- [Direction 1]: Recast the dataset rows from the line with "cell-r8c8[interactable]: 9 —" to the line with "cell-r8c9[interactable] — [506, 447, 565, 506]" as a Markdown table with the columns Number and Line, leaving out any blank lines.

--- Page ---

Sunday, August 26, 2001
Kenda D. Gee
Guest Column
While the first Chinese arrived Canada in 1788, the last vestiges of overt
discrimination were not removed until 1969. In the period 1884-1909, alone,
no less than 100 provincial enactments were introduced in British Columbia.
Two years ago, Maclean's Magazine named the collection of punitive
penalties, or Chinese head "taxes" from 1885-1923 as one of Canada's Top
25 Events This Past Century. It, and the Chinese Exclusion (Immigration)
Act, which separated families for a quarter century thereafter, are
icons of a protracted period of oppression lasting close to two-hundred
years, or almost the entirety of their existence in this country.
By any account, the impact and monies profited through the enterprise
of racism against Canada's Chinese are staggering. Chinese arrivals who
were unable to claim exception under prevailing laws as "merchants, students,
teachers, clergyman, or diplomats" each paid $500 into the federal government's
General Consolidated Revenue Fund. (By way of comparison, in 1907, a lot
in Edmonton's Norwood subdivision could be bought for $155.) The accumulated
windfall of $24 million from this measure was enough to purchase Alaska
three times, or build a second railway.
That $500 head tax forced most Chinese immigrants to spend their lives
in indentured servitude.
Few realized that the policies targeting Chinese were at odds with Canada's
international obligations as a dominion. British Imperialist interests
compelled China, a defeated nation, to agree to the free flow of migration
between Mainland and the Empire (its colonies and dominions) in order
to allow the importation of opium that contributed to the political chaos
from which many Chinese were later forced to flee.
Canada chose to model its Chinese head "taxes" after the white supremacy
policies of Australia. Unlike Australia, however, which had abolished
its own, the government in Canada continued to reap profits over four
decades before announcing, remarkably, that they were "ineffective" in
deterring Chinese immigration.

--- Extracted material ---

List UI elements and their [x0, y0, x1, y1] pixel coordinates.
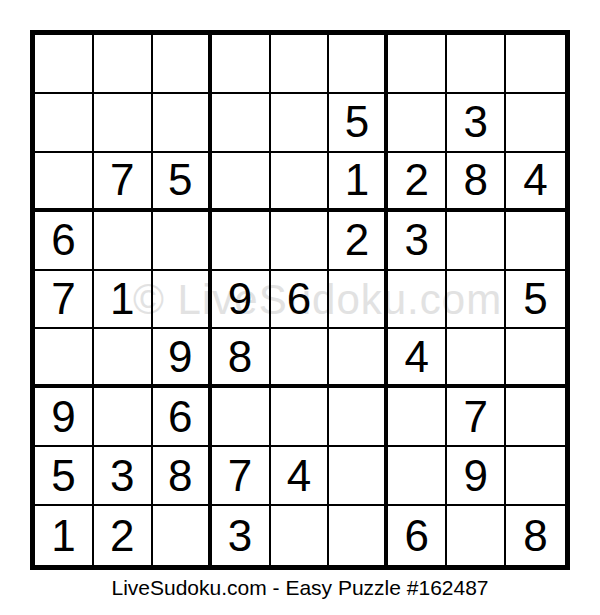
cell-r8c8[interactable]: 9 — [447, 447, 506, 506]
cell-r1c4[interactable] — [212, 35, 271, 94]
cell-r6c6[interactable] — [329, 329, 388, 388]
cell-r3c8[interactable]: 8 — [447, 153, 506, 212]
cell-r8c9[interactable] — [506, 447, 565, 506]
cell-r4c2[interactable] — [94, 212, 153, 271]
cell-r2c6[interactable]: 5 — [329, 94, 388, 153]
cell-r7c2[interactable] — [94, 388, 153, 447]
cell-r1c7[interactable] — [388, 35, 447, 94]
cell-r7c1[interactable]: 9 — [35, 388, 94, 447]
cell-r2c1[interactable] — [35, 94, 94, 153]
cell-r8c5[interactable]: 4 — [271, 447, 330, 506]
cell-r8c1[interactable]: 5 — [35, 447, 94, 506]
cell-r4c9[interactable] — [506, 212, 565, 271]
cell-r9c9[interactable]: 8 — [506, 506, 565, 565]
cell-r2c4[interactable] — [212, 94, 271, 153]
cell-r6c5[interactable] — [271, 329, 330, 388]
cell-r4c5[interactable] — [271, 212, 330, 271]
cell-r2c3[interactable] — [153, 94, 212, 153]
cell-r8c3[interactable]: 8 — [153, 447, 212, 506]
cell-r9c2[interactable]: 2 — [94, 506, 153, 565]
cell-r4c3[interactable] — [153, 212, 212, 271]
cell-r7c4[interactable] — [212, 388, 271, 447]
cell-r9c1[interactable]: 1 — [35, 506, 94, 565]
cell-r3c6[interactable]: 1 — [329, 153, 388, 212]
cell-r5c3[interactable] — [153, 271, 212, 330]
cell-r8c4[interactable]: 7 — [212, 447, 271, 506]
cell-r9c5[interactable] — [271, 506, 330, 565]
cell-r9c7[interactable]: 6 — [388, 506, 447, 565]
cell-r5c7[interactable] — [388, 271, 447, 330]
cell-r6c3[interactable]: 9 — [153, 329, 212, 388]
cell-r6c4[interactable]: 8 — [212, 329, 271, 388]
cell-r3c9[interactable]: 4 — [506, 153, 565, 212]
cell-r8c2[interactable]: 3 — [94, 447, 153, 506]
cell-r6c8[interactable] — [447, 329, 506, 388]
cell-r7c3[interactable]: 6 — [153, 388, 212, 447]
cell-r5c4[interactable]: 9 — [212, 271, 271, 330]
cell-r9c4[interactable]: 3 — [212, 506, 271, 565]
cell-r7c9[interactable] — [506, 388, 565, 447]
cell-r4c4[interactable] — [212, 212, 271, 271]
sudoku-page: © LiveSudoku.com 53751284623719659849675… — [0, 0, 600, 615]
cell-r3c7[interactable]: 2 — [388, 153, 447, 212]
cell-r5c6[interactable] — [329, 271, 388, 330]
cell-r1c2[interactable] — [94, 35, 153, 94]
cell-r4c1[interactable]: 6 — [35, 212, 94, 271]
cell-r2c7[interactable] — [388, 94, 447, 153]
puzzle-caption: LiveSudoku.com - Easy Puzzle #162487 — [0, 576, 600, 600]
cell-r3c3[interactable]: 5 — [153, 153, 212, 212]
cell-r3c4[interactable] — [212, 153, 271, 212]
cell-r2c8[interactable]: 3 — [447, 94, 506, 153]
cell-r4c7[interactable]: 3 — [388, 212, 447, 271]
cell-r2c2[interactable] — [94, 94, 153, 153]
cell-r4c6[interactable]: 2 — [329, 212, 388, 271]
cell-r1c3[interactable] — [153, 35, 212, 94]
cell-r2c9[interactable] — [506, 94, 565, 153]
cell-r1c5[interactable] — [271, 35, 330, 94]
cell-r5c5[interactable]: 6 — [271, 271, 330, 330]
cell-r6c1[interactable] — [35, 329, 94, 388]
cell-r5c2[interactable]: 1 — [94, 271, 153, 330]
cell-r8c6[interactable] — [329, 447, 388, 506]
cell-r7c6[interactable] — [329, 388, 388, 447]
cell-r2c5[interactable] — [271, 94, 330, 153]
cell-r6c9[interactable] — [506, 329, 565, 388]
cell-r5c1[interactable]: 7 — [35, 271, 94, 330]
cell-r3c1[interactable] — [35, 153, 94, 212]
cell-r5c8[interactable] — [447, 271, 506, 330]
cell-r9c3[interactable] — [153, 506, 212, 565]
cell-r9c8[interactable] — [447, 506, 506, 565]
cell-r1c9[interactable] — [506, 35, 565, 94]
cell-r4c8[interactable] — [447, 212, 506, 271]
sudoku-board: 537512846237196598496753874912368 — [30, 30, 570, 570]
cell-r6c7[interactable]: 4 — [388, 329, 447, 388]
cell-r5c9[interactable]: 5 — [506, 271, 565, 330]
cell-r6c2[interactable] — [94, 329, 153, 388]
cell-r3c5[interactable] — [271, 153, 330, 212]
cell-r7c5[interactable] — [271, 388, 330, 447]
cell-r1c8[interactable] — [447, 35, 506, 94]
cell-r8c7[interactable] — [388, 447, 447, 506]
cell-r9c6[interactable] — [329, 506, 388, 565]
cell-r7c7[interactable] — [388, 388, 447, 447]
cell-r1c6[interactable] — [329, 35, 388, 94]
cell-r7c8[interactable]: 7 — [447, 388, 506, 447]
cell-r1c1[interactable] — [35, 35, 94, 94]
cell-r3c2[interactable]: 7 — [94, 153, 153, 212]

---

- [Direction 2]: Echo the guest column on Canada's Chinese head tax word for word, from "Act, which separated" to "a second railway.".

- [Correct output 1]:
| Number | Line |
|---|---|
| 1 | cell-r8c8[interactable]: 9 — [447, 447, 506, 506] |
| 2 | cell-r1c4[interactable] — [212, 35, 271, 94] |
| 3 | cell-r6c6[interactable] — [329, 329, 388, 388] |
| 4 | cell-r3c8[interactable]: 8 — [447, 153, 506, 212] |
| 5 | cell-r8c9[interactable] — [506, 447, 565, 506] |

- [Correct output 2]:
Act, which separated families for a quarter century thereafter, are
icons of a protracted period of oppression lasting close to two-hundred
years, or almost the entirety of their existence in this country.
By any account, the impact and monies profited through the enterprise
of racism against Canada's Chinese are staggering. Chinese arrivals who
were unable to claim exception under prevailing laws as "merchants, students,
teachers, clergyman, or diplomats" each paid $500 into the federal government's
General Consolidated Revenue Fund. (By way of comparison, in 1907, a lot
in Edmonton's Norwood subdivision could be bought for $155.) The accumulated
windfall of $24 million from this measure was enough to purchase Alaska
three times, or build a second railway.